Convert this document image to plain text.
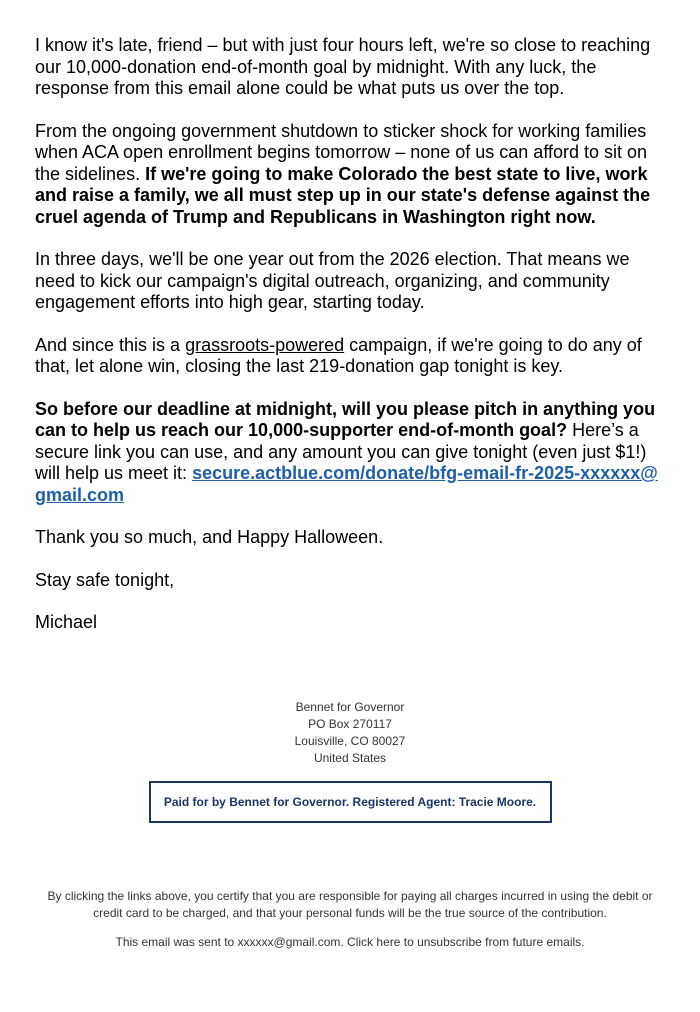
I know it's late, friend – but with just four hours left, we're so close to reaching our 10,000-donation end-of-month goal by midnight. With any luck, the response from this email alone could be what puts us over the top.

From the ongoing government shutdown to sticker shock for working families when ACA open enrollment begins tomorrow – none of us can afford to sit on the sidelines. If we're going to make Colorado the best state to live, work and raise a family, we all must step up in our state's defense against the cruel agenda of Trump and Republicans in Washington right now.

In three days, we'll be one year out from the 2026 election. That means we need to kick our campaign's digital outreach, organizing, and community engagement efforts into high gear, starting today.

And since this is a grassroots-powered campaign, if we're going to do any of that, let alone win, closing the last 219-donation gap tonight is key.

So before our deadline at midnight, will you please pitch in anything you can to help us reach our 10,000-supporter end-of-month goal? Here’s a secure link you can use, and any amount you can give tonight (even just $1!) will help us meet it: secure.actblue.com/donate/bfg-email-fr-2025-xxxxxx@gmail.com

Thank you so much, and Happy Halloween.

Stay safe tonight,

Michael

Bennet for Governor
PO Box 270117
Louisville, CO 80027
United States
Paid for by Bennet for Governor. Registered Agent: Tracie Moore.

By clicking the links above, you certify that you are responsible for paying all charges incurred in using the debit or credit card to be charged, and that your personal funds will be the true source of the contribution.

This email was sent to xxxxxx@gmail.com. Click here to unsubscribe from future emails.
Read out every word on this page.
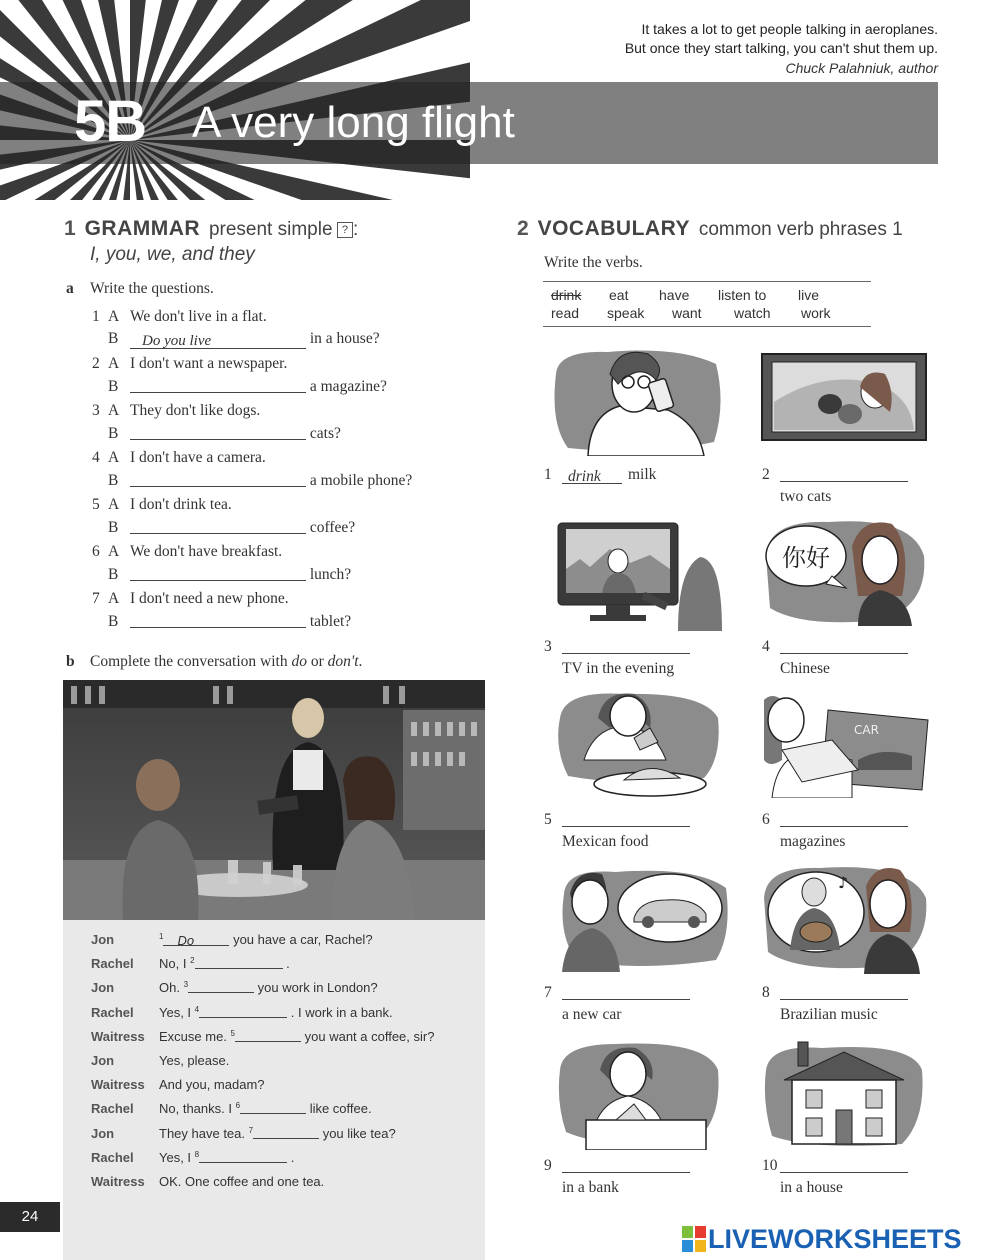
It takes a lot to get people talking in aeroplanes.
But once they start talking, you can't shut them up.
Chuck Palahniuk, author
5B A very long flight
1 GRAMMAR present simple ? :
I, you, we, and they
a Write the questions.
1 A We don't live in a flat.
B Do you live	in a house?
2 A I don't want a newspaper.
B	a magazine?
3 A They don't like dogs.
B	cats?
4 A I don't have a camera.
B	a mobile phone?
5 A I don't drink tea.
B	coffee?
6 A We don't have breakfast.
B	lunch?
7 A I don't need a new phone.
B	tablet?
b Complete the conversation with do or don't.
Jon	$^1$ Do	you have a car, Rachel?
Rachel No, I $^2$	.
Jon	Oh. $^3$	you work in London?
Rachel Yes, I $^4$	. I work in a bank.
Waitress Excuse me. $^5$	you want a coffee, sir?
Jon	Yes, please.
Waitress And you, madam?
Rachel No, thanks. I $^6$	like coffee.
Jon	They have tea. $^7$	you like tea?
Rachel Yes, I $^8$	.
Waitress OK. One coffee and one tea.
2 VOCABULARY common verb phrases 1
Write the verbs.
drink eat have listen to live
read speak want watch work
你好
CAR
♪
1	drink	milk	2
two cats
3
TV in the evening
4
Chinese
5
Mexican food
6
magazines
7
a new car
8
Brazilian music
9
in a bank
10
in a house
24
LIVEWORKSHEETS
--
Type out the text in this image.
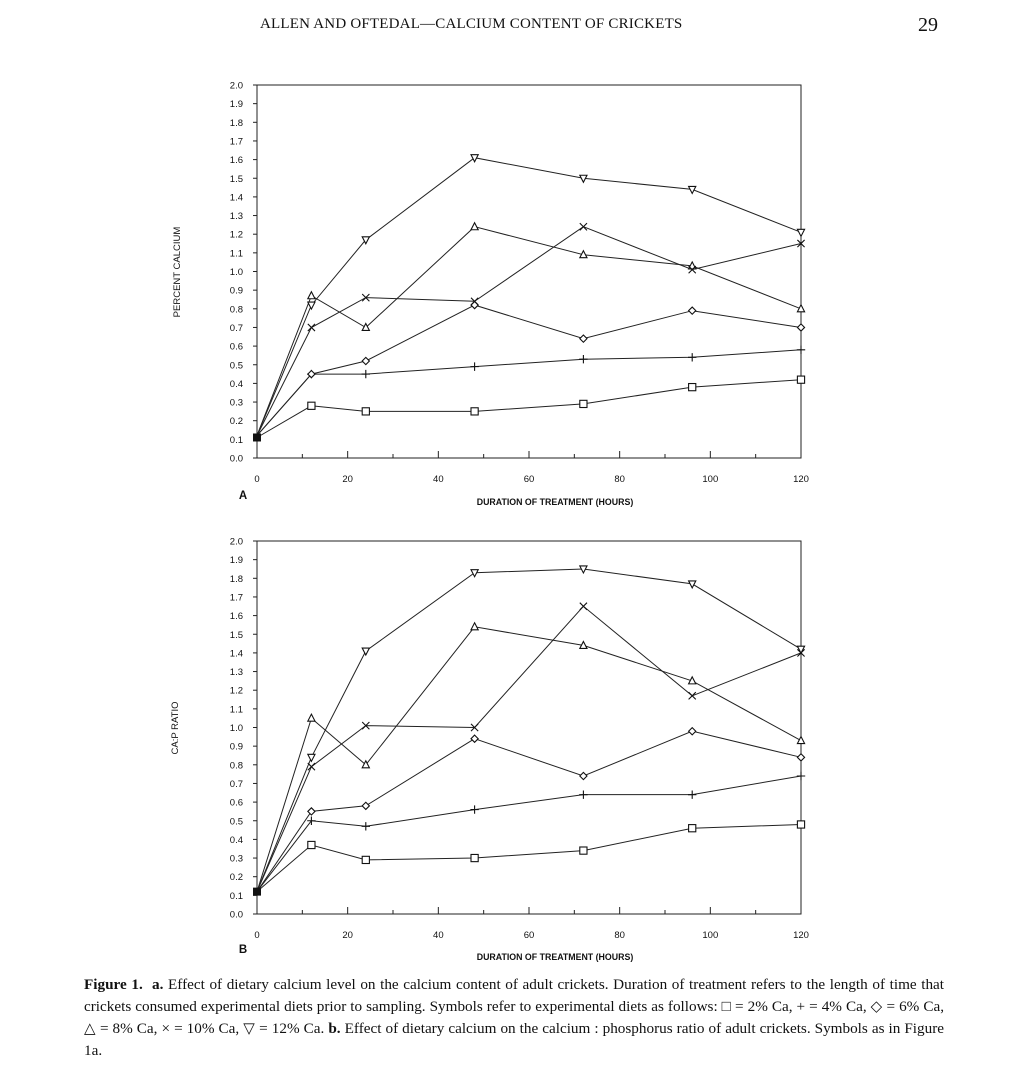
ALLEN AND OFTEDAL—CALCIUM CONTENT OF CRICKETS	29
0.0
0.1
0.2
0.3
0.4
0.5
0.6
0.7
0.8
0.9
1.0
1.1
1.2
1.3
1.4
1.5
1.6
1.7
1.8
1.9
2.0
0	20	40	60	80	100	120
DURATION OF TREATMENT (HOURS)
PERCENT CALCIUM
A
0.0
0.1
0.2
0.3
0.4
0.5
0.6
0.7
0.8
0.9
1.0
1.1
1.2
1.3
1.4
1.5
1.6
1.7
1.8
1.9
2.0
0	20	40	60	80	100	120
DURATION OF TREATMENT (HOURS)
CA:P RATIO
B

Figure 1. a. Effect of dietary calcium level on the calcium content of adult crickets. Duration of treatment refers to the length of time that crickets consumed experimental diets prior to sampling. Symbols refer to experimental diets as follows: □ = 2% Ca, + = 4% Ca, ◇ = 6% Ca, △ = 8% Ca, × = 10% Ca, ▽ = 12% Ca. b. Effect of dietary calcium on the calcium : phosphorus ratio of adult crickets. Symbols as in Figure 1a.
* * *
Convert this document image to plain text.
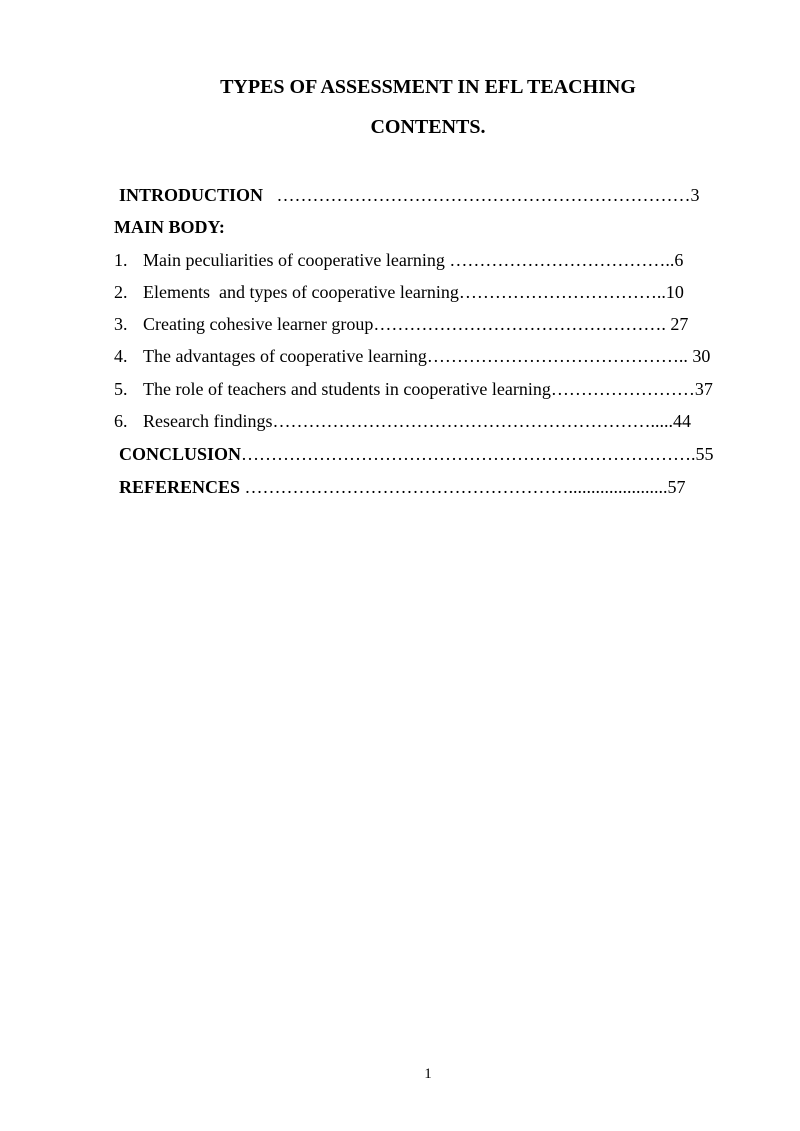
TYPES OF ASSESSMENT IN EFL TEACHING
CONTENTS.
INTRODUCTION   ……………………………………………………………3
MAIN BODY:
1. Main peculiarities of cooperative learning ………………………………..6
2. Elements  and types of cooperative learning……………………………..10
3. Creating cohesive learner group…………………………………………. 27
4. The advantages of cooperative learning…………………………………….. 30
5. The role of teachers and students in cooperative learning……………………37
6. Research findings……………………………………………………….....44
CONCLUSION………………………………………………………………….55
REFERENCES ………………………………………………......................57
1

* [Task statement]: List the lines that contain the word "tonight".

* [Complete response]:
And since this is a grassroots-powered campaign, if we're going to do any of that, let alone win, closing the last 219-donation gap tonight is key.
So before our deadline at midnight, will you please pitch in anything you can to help us reach our 10,000-supporter end-of-month goal? Here’s a secure link you can use, and any amount you can give tonight (even just $1!) will help us meet it: secure.actblue.com/donate/bfg-email-fr-2025-xxxxxx@gmail.com
Stay safe tonight,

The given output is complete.